### TEXTO EXTRAÍDO ###

1- Fortes objeções em relação a alterações agudas da figura do ser humano, corte e escovamento [do cabelo], tatuagem da pele, cortes da carne;
 

2. São basicamente vegetarianos, dando uso escasso a certas peles animais, ainda assim proibindo o uso de carnes suínas de qualquer forma, peixes de concha, peixes sem escamas, caracóis, etc; 

 

3. Adoração e aceitação a mais nenhum Deus além de Jah, proibindo todas as outras formas de adoração pagã, apesar de respeitarem; 

 

4. Amar e respeitar a humanidade;

 

5. Desaprovar e abolir completamente o ódio, ciúme, inveja, engano, fraude e traição;

 

6. Não aprovar os prazeres da sociedade moderna e os seus males correntes;

 

7. Ter a obrigação de criar uma nova ordem mundial de irmandade; 

 

8. O dever de um Rastafári é expandir a mão da caridade a qualquer irmão/irmã que esteja em dificuldade, primeiramente aos que sejam Rastafarianos e só depois a qualquer humano, animal, planta;

 

9. Aderir às antigas leis da Etiópia;

 

Desses ensinamentos, destacamos dois, que de alguma forma, singularizam os seguidores da Jah:

 

O primeiro, dá conta da questão estética: todos os seguidores adotam os Dreadlocks, canudos fortes. A cabeça e especificamente os cabelos ganham a conotação de sagrados, representam a união e a ligação com Jah. Como muitos dos ensinamentos, este se baseia na leitura ortodoxa e direta do Velho Testamento: "Não cortareis o cabelo, arredondando os cantos da vossa cabeça, nem danificareis as extremidades da tua barba" (Levítico 19:27.)

###

## OBJETIVO 1
No texto extraído, o que a cabeça e os cabelos representam, segundo o primeiro dos dois ensinamentos destacados?

### MATERIAL DA TAREFA ###

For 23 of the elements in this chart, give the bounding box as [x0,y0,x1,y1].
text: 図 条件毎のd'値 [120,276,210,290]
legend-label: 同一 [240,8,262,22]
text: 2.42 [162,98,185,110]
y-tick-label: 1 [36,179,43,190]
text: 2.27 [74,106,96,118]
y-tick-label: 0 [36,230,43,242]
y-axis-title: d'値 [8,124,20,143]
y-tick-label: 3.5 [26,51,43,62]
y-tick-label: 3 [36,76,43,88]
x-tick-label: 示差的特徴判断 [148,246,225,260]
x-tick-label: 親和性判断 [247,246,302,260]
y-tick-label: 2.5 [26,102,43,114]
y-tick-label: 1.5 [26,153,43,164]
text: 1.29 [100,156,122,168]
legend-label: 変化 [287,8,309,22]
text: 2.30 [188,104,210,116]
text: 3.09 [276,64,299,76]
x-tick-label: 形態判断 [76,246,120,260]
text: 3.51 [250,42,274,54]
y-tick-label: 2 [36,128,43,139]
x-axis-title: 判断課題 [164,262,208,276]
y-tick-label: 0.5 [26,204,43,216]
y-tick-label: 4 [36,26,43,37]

###

## OBJETIVO 2
Duplique todas as linhas do material da tarefa, acima, da primeira à última, sem nenhuma alteração.

## RESPOSTA CORRETA 1
A união e a ligação com Jah.

## RESPOSTA CORRETA 2
For 23 of the elements in this chart, give the bounding box as [x0,y0,x1,y1].
text: 図 条件毎のd'値 [120,276,210,290]
legend-label: 同一 [240,8,262,22]
text: 2.42 [162,98,185,110]
y-tick-label: 1 [36,179,43,190]
text: 2.27 [74,106,96,118]
y-tick-label: 0 [36,230,43,242]
y-axis-title: d'値 [8,124,20,143]
y-tick-label: 3.5 [26,51,43,62]
y-tick-label: 3 [36,76,43,88]
x-tick-label: 示差的特徴判断 [148,246,225,260]
x-tick-label: 親和性判断 [247,246,302,260]
y-tick-label: 2.5 [26,102,43,114]
y-tick-label: 1.5 [26,153,43,164]
text: 1.29 [100,156,122,168]
legend-label: 変化 [287,8,309,22]
text: 2.30 [188,104,210,116]
text: 3.09 [276,64,299,76]
x-tick-label: 形態判断 [76,246,120,260]
text: 3.51 [250,42,274,54]
y-tick-label: 2 [36,128,43,139]
x-axis-title: 判断課題 [164,262,208,276]
y-tick-label: 0.5 [26,204,43,216]
y-tick-label: 4 [36,26,43,37]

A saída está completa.